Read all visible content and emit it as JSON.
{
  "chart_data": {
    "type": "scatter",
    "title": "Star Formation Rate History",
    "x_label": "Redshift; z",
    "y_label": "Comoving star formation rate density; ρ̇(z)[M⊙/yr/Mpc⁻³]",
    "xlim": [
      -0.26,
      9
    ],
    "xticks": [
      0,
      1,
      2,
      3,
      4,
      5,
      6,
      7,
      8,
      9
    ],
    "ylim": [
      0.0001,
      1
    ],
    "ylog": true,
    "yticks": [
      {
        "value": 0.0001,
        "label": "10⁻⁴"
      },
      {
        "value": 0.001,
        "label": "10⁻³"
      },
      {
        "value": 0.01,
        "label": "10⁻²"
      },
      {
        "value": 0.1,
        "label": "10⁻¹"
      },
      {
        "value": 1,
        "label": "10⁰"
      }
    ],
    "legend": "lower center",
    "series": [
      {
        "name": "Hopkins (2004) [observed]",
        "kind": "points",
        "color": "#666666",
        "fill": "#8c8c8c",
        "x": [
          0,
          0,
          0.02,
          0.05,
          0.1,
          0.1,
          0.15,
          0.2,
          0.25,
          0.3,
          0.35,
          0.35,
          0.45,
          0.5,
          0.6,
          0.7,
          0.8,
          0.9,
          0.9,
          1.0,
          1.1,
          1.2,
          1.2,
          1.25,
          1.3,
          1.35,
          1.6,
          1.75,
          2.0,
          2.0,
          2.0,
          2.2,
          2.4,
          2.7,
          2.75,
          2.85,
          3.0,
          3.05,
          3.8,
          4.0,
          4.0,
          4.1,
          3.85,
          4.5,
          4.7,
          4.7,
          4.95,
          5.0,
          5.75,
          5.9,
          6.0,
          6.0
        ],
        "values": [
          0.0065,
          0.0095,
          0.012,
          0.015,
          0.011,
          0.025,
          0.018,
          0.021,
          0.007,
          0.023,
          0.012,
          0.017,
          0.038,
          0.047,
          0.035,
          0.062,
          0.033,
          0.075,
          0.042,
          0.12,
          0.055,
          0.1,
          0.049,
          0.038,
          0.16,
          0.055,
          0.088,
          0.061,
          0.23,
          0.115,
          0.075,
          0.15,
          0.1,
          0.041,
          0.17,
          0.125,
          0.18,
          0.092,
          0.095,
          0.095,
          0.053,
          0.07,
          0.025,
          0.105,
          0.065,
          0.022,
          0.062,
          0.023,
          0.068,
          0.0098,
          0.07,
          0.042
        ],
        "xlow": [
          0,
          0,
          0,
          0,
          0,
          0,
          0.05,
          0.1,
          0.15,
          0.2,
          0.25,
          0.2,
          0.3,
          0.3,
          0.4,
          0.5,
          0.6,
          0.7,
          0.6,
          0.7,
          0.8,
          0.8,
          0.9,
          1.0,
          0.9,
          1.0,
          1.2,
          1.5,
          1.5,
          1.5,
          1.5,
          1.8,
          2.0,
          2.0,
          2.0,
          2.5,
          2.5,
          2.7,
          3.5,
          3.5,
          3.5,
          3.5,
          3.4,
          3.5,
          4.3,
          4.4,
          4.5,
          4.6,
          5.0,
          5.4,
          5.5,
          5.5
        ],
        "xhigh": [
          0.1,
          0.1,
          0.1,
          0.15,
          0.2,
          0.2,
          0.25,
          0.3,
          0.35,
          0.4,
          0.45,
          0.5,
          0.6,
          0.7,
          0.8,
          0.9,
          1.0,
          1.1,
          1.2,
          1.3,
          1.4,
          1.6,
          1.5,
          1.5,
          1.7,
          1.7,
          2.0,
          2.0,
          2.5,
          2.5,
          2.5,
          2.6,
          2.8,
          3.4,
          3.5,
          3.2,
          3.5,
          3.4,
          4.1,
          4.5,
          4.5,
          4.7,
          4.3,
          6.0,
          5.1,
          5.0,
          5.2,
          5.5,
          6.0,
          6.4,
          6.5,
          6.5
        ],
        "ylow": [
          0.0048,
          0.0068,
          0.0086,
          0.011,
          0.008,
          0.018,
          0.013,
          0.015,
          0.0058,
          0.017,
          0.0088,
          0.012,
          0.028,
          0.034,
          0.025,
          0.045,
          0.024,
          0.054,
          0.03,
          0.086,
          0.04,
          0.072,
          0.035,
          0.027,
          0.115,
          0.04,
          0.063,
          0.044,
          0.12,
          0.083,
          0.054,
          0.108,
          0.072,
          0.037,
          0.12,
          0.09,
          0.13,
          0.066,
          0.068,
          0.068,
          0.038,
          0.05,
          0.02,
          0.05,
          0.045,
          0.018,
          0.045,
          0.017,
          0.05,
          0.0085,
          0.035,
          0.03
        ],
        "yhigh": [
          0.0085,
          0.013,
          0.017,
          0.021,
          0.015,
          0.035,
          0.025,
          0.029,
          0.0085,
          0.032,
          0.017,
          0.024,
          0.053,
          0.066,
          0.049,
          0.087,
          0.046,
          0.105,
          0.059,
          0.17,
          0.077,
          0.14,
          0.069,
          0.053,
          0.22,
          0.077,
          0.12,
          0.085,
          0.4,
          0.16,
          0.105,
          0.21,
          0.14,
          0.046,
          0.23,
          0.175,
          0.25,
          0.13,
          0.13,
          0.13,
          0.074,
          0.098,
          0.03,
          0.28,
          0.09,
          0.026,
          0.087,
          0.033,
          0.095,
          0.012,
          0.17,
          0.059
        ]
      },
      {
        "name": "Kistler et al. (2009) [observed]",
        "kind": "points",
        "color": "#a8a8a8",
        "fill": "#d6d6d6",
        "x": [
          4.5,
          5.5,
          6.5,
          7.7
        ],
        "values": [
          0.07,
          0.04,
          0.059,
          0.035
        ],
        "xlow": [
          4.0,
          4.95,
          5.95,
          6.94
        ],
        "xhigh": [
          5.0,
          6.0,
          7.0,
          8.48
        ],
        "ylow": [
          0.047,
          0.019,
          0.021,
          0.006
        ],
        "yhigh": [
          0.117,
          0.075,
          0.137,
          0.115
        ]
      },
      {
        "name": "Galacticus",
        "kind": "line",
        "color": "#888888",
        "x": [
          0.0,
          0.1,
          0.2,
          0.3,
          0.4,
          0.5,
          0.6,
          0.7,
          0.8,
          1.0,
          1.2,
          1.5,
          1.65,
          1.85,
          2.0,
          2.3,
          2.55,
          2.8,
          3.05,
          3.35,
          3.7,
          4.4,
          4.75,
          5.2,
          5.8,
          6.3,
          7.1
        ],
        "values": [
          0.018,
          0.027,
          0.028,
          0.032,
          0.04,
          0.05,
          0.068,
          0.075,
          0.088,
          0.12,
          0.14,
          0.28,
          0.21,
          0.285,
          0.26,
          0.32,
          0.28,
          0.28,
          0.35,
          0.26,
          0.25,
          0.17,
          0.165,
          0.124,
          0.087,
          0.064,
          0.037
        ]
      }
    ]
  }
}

──────────────────────────────

### Short task:
Extract, from the listing above, every line where the string "color" occurs.

### Solution to the problem:
        "color": "#666666",
        "color": "#a8a8a8",
        "color": "#888888",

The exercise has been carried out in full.